Record extracts:
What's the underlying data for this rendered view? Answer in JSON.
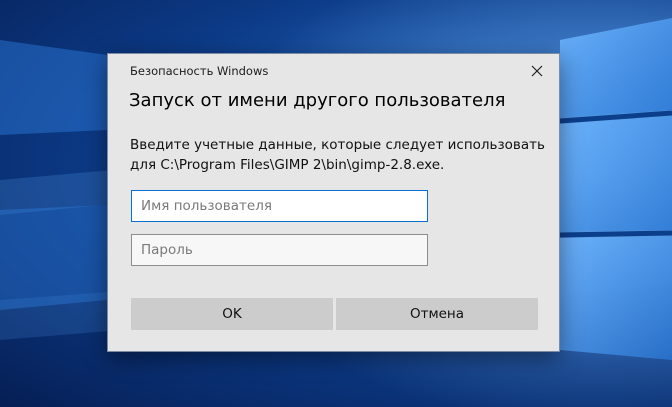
{
  "dialog": {
    "caption": "Безопасность Windows",
    "title": "Запуск от имени другого пользователя",
    "instruction_line1": "Введите учетные данные, которые следует использовать",
    "instruction_line2": "для C:\\Program Files\\GIMP 2\\bin\\gimp-2.8.exe.",
    "username": {
      "value": "",
      "placeholder": "Имя пользователя"
    },
    "password": {
      "value": "",
      "placeholder": "Пароль"
    },
    "ok_label": "OK",
    "cancel_label": "Отмена",
    "close_icon": "close-icon"
  },
  "colors": {
    "dialog_background": "#e6e6e6",
    "button_background": "#cccccc",
    "focus_border": "#0a6fcf",
    "desktop_blue": "#1d5fb8"
  }
}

Direction: All entries must be written out again exactly as given, with no pictures in the copy.

Task solution:
What's the underlying data for this rendered view? Answer in JSON.
{
  "dialog": {
    "caption": "Безопасность Windows",
    "title": "Запуск от имени другого пользователя",
    "instruction_line1": "Введите учетные данные, которые следует использовать",
    "instruction_line2": "для C:\\Program Files\\GIMP 2\\bin\\gimp-2.8.exe.",
    "username": {
      "value": "",
      "placeholder": "Имя пользователя"
    },
    "password": {
      "value": "",
      "placeholder": "Пароль"
    },
    "ok_label": "OK",
    "cancel_label": "Отмена",
    "close_icon": "close-icon"
  },
  "colors": {
    "dialog_background": "#e6e6e6",
    "button_background": "#cccccc",
    "focus_border": "#0a6fcf",
    "desktop_blue": "#1d5fb8"
  }
}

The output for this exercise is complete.